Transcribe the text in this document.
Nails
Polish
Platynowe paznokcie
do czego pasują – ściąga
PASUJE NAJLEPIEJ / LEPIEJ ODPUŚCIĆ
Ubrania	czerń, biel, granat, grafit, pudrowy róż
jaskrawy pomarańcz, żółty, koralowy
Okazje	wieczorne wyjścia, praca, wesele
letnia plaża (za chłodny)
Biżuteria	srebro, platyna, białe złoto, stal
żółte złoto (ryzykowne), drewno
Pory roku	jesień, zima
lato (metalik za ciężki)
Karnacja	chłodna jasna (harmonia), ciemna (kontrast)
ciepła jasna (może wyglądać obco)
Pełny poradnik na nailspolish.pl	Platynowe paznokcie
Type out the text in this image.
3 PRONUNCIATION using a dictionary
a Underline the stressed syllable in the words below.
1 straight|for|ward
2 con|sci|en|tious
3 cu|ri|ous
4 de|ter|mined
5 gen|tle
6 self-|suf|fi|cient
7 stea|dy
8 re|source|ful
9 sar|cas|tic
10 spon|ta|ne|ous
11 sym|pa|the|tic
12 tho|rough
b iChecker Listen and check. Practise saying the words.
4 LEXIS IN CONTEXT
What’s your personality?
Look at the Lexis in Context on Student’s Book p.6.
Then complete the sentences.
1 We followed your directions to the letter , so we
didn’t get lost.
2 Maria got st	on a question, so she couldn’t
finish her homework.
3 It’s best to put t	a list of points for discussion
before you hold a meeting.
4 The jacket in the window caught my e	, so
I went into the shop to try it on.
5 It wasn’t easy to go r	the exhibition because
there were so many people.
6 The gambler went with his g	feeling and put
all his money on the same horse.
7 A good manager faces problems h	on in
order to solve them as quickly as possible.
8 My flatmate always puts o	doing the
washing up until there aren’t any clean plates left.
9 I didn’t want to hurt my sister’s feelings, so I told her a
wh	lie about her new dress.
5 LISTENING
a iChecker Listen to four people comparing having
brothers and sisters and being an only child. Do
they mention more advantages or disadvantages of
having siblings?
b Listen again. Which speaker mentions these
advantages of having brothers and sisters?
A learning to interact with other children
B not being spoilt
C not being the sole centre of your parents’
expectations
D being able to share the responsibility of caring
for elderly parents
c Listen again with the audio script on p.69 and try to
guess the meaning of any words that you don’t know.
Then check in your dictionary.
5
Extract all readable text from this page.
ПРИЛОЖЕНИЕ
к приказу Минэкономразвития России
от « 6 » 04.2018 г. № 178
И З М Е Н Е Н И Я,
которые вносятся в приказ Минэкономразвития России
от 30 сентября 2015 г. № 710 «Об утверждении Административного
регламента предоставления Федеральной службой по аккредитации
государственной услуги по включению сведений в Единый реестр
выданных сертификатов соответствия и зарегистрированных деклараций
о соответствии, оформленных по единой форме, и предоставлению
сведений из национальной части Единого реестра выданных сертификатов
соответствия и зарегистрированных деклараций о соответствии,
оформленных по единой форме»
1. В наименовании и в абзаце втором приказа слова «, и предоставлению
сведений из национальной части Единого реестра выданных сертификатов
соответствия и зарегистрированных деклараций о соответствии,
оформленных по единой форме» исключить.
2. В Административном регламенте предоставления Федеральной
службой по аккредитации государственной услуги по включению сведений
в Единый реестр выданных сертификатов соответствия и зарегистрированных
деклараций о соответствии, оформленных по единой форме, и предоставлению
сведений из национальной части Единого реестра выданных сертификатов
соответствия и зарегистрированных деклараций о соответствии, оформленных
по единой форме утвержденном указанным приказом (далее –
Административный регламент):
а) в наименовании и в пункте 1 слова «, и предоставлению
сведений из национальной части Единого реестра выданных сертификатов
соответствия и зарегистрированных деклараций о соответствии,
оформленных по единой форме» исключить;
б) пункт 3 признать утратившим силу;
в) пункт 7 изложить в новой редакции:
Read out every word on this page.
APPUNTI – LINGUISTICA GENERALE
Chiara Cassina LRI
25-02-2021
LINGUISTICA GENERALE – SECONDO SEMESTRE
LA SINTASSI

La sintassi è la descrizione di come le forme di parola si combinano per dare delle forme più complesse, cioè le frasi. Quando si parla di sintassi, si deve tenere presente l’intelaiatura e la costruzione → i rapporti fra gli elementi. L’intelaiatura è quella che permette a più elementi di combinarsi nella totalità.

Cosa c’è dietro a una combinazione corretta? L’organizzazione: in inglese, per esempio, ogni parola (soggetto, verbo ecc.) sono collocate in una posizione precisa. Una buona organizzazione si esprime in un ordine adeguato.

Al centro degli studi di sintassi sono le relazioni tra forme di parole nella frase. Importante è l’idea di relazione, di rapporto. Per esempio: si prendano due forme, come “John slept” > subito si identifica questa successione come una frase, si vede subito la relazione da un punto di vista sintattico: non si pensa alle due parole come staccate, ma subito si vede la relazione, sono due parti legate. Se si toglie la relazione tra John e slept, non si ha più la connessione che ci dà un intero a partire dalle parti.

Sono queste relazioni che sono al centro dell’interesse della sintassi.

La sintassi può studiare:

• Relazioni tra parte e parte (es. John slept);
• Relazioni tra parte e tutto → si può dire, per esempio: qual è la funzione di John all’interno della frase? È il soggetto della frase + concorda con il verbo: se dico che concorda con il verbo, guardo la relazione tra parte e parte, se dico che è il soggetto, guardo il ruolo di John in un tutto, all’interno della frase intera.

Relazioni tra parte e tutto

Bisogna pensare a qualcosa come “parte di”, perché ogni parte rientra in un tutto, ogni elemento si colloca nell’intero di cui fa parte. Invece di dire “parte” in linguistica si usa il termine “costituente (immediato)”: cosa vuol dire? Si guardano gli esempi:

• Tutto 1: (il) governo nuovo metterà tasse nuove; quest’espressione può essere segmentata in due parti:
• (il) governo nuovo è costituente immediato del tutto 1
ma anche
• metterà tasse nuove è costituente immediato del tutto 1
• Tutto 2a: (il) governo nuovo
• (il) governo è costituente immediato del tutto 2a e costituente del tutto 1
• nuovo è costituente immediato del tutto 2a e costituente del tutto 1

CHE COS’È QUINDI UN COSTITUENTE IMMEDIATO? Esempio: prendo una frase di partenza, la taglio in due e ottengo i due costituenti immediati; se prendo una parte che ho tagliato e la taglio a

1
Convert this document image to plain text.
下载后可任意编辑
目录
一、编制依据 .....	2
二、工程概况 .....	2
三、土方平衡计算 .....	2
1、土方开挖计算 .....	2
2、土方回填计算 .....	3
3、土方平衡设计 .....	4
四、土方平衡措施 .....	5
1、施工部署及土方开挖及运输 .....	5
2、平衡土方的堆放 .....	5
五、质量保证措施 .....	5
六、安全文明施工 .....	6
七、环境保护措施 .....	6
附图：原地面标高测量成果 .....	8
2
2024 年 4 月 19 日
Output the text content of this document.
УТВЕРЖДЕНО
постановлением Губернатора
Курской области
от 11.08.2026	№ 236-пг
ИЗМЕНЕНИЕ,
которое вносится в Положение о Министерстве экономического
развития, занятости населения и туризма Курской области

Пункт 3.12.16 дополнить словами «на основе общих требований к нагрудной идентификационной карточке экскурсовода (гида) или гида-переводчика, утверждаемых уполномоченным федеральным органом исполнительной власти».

Problem details> Find the line containing "Output the text content of this document.", then output it and every line after it to the end of the data, exactly.

Output of the exercise>
Output the text content of this document.
УТВЕРЖДЕНО
постановлением Губернатора
Курской области
от 11.08.2026	№ 236-пг
ИЗМЕНЕНИЕ,
которое вносится в Положение о Министерстве экономического
развития, занятости населения и туризма Курской области

Пункт 3.12.16 дополнить словами «на основе общих требований к нагрудной идентификационной карточке экскурсовода (гида) или гида-переводчика, утверждаемых уполномоченным федеральным органом исполнительной власти».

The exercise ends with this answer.